**Problem details:** Decide whether each statement agrees with the discussion of bazel-remote and S3 expiration below: (a) the S3 bucket removes objects after 30 days; (b) developer builds can write to the S3 bucket; (c) mostynb has an AWS account for testing a proxy-only mode. Answer each with yes or no and quote the deciding words.

Open djmarcin opened 3 years ago

djmarcin commented 3 years ago

We are using bazel-remote with a proxy to an s3 bucket that has a 30 day expiration. I believe we've started to encounter a situation where the CI machine's bazel-remote cache retains an artifact that is dropped from s3. Because the artifact exists in the bazel-remote cache, it is never checked whether it exists in the s3 bucket, therefore it is never refreshed after it expires from s3. This means that developer builds (which are read-only on the s3 bucket) cannot find the artifacts and the CI never refreshes them.

Is there a way to configure bazel-remote for this sort of expiration? If not, is there an API that could be used to purge the cache periodically, or some other way to ensure the presence of artifacts in the backing store is regularly queried.

mostynb commented 3 years ago

Hi, I don't think bazel-remote currently has a good solution for this. I suspect that most users of bazel-remote's s3 backend simply have deep pockets and never delete s3 objects, or maybe they simultaneously clear bazel-remote's disk cache- but these are just guesses.

There has been talk of possibly implementing a proxy-only mode (ie no local disk cache, proxy all requests to s3), but I have some performance concerns, and I don't have an AWS account to test with.

Another option would be to implement asynchronous uploads for every local disk cache hit (checking if they exist on s3 before uploading).

MaciejKucia commented 3 years ago

Would some kind of periodic bucket scan solve this?

mostynb commented 3 years ago

I don't think S3 keeps track of the last access time for a blob, so I'm not sure what we would scan for.

MaciejKucia commented 3 years ago

You can with cloudwatch but I mearly meant to scan for deleted objects. I want to expire S3 objects and re-populate if needed.

mostynb commented 3 years ago

Re-reading the original issue description, @djmarcin has CI talking to bazel-remote which proxies blobs to S3 (which expires blobs 30 days after they're created), and developers using direct read-only access to S3. And the problem is that blobs that stay in bazel-remote's disk cache are never repopulated in S3 after they're deleted there.

One potential solution (which https://github.com/znly/bazel-cache/ uses with GCS) is to make bazel-remote update the metadata for the S3 blob every time a blob is accessed from its disk cache, for S3 I guess this would mean copying the blob to itself, and then re-uploading it if it no longer exists. I think that copy can be done without uploading the data again.

Another, simpler solution might be to run a separate bazel-remote instance for developers which they have read-write access to, which has readonly access to the CI bazel-remote instance (using the http proxy backend). However this might also require modifications to bazel-remote if you're using compressed storage, which I haven't gotten around to yet.

carpenterjc commented 2 years ago

I have been considering this problem for S3 too, as we want a more sophisticated solution which allows us to keep build graphs referenced while using --remote_download_toplevel or --remote_download_minimal. The problem with those options is bazel will avoid downloading object files from 'cas', unless you need to relink that part of the build. If you have a cache expiration policy which deletes on last access time file irrespective of type, then in the rare case when you need to relink it will not be able to pull the required files from cas.

I wondered about adapting remote-cache such that when it validates the ac records, it will record all references to cas items in a linked redis instance. We can then write another simple container that queries all items in S3, and expires records which are no-longer referenced.

Our current solution parses http server access logs, which is error prone and slow due to the sheer quantity of data in the access logs.

If the data stored in redis is a simple hashmap of (cas/ac)/checksum date last accessed, then you don't need much information to exchange with redis as items only change at most once per day. S3 sweep could be as simple as query all items in S3, lookup last access date in redis, schedule for removal if not accessed.

It works with reproducible builds where many ac records may reference one cas record, because it only takes one ac access to keep its cas records alive.

**Extracted entries:**
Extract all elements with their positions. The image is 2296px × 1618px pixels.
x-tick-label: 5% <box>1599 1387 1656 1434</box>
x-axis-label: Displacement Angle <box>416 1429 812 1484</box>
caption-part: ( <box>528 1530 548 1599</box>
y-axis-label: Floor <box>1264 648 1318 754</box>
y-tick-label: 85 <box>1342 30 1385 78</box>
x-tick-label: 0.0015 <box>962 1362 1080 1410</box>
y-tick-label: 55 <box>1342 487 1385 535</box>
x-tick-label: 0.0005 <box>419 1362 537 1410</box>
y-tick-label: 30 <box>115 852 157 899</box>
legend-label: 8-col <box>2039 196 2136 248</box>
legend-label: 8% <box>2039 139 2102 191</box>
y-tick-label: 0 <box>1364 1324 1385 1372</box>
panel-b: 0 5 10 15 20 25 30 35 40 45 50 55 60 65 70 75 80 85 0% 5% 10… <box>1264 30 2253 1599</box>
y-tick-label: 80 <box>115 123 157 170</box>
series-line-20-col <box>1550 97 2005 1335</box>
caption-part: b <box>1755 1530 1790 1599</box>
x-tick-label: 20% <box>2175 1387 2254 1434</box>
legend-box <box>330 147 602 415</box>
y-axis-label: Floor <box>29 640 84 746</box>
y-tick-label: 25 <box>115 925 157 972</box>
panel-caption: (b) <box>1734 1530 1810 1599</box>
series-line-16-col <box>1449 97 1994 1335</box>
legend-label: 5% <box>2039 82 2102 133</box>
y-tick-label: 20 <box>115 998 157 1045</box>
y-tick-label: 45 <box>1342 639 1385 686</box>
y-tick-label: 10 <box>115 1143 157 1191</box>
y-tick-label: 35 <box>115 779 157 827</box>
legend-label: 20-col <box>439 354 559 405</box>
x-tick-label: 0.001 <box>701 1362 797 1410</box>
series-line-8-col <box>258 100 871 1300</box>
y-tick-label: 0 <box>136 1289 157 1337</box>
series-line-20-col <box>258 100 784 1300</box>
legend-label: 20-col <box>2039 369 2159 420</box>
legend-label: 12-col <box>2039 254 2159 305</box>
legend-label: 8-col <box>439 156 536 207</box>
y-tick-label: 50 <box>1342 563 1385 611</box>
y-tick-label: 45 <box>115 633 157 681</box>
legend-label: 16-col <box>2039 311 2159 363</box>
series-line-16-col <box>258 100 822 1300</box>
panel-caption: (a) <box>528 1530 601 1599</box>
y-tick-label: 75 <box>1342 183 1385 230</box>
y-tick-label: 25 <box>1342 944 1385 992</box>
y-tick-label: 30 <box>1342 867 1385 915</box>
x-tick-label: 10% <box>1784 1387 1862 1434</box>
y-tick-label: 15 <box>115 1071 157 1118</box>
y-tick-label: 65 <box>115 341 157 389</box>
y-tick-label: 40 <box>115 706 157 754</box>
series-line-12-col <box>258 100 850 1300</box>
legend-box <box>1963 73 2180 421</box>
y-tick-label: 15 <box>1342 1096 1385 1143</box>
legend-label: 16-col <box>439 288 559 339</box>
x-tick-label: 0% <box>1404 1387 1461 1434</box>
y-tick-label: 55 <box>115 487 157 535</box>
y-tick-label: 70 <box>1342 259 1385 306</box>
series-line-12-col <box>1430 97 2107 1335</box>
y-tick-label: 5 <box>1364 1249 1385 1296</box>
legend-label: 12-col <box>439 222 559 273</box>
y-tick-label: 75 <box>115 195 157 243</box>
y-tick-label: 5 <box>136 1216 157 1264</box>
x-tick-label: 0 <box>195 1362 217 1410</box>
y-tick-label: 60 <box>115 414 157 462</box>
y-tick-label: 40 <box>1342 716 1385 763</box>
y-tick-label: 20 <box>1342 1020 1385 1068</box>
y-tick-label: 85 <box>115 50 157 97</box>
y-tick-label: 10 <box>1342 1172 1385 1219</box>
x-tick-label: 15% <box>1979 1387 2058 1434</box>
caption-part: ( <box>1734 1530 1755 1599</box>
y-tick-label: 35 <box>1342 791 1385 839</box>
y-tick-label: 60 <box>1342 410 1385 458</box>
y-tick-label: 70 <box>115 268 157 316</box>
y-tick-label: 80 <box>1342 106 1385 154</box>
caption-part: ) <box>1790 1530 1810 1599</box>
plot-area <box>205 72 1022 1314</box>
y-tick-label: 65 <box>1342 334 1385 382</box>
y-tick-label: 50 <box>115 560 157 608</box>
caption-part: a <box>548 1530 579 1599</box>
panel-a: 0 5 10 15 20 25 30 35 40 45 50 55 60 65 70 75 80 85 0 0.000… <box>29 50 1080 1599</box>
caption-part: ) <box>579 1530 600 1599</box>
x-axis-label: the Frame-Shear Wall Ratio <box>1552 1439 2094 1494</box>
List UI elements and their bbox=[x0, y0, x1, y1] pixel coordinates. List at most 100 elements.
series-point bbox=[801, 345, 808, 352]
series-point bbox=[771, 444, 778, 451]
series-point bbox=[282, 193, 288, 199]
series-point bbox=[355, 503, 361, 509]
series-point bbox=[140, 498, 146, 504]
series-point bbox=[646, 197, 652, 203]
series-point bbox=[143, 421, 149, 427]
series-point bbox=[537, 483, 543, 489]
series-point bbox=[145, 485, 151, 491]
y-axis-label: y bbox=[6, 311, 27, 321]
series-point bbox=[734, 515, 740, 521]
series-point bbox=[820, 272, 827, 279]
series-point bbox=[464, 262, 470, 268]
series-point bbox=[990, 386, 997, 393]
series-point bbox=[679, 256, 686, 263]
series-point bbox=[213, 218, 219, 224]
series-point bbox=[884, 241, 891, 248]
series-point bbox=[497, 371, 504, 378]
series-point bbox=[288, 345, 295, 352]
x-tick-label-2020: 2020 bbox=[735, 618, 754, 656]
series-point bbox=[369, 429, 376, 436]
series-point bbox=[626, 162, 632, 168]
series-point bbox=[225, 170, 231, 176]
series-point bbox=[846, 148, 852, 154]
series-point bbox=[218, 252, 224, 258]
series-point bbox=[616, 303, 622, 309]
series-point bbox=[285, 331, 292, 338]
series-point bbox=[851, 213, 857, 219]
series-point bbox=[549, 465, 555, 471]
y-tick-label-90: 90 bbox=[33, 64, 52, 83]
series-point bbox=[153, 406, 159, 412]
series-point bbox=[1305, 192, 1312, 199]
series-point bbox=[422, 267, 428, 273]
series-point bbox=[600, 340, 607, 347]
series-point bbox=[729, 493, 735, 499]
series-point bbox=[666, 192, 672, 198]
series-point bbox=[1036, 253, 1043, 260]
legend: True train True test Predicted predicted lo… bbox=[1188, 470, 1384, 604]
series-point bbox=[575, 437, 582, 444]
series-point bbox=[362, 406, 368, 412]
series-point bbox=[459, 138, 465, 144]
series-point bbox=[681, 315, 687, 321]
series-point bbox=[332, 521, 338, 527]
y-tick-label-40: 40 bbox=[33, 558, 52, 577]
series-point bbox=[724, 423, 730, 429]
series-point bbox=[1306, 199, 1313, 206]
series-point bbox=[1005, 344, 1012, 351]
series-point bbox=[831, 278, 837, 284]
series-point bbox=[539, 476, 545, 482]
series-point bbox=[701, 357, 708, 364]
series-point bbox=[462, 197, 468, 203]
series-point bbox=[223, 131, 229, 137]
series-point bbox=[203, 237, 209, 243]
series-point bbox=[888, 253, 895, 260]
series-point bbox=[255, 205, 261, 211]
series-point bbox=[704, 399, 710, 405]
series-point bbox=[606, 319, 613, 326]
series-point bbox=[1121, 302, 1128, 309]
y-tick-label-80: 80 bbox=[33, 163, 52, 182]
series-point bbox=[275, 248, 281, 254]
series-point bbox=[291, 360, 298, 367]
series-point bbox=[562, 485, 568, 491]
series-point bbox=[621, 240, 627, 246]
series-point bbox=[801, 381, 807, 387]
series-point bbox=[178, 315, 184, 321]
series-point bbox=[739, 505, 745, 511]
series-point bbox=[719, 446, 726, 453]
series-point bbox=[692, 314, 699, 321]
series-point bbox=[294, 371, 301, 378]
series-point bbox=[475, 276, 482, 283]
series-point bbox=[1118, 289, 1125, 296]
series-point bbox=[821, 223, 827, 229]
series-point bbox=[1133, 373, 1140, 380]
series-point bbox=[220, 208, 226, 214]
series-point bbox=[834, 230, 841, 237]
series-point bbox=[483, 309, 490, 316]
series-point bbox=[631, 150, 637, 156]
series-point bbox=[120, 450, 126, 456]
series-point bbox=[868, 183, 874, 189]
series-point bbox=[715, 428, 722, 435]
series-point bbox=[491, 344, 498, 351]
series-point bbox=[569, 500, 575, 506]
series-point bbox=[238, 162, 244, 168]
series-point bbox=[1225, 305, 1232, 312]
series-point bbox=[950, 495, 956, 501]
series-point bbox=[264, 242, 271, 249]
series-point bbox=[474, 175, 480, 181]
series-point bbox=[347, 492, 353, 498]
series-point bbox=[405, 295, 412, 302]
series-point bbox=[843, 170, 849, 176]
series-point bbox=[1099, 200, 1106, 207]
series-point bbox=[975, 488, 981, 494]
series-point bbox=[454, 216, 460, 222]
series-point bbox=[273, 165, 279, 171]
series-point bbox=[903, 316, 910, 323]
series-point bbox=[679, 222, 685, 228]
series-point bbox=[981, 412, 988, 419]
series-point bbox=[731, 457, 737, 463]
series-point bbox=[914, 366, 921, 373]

**Exercise answer:**
(a) Yes: "a proxy to an s3 bucket that has a 30 day expiration"
(b) No: "developer builds (which are read-only on the s3 bucket)"
(c) No: "I don't have an AWS account to test with."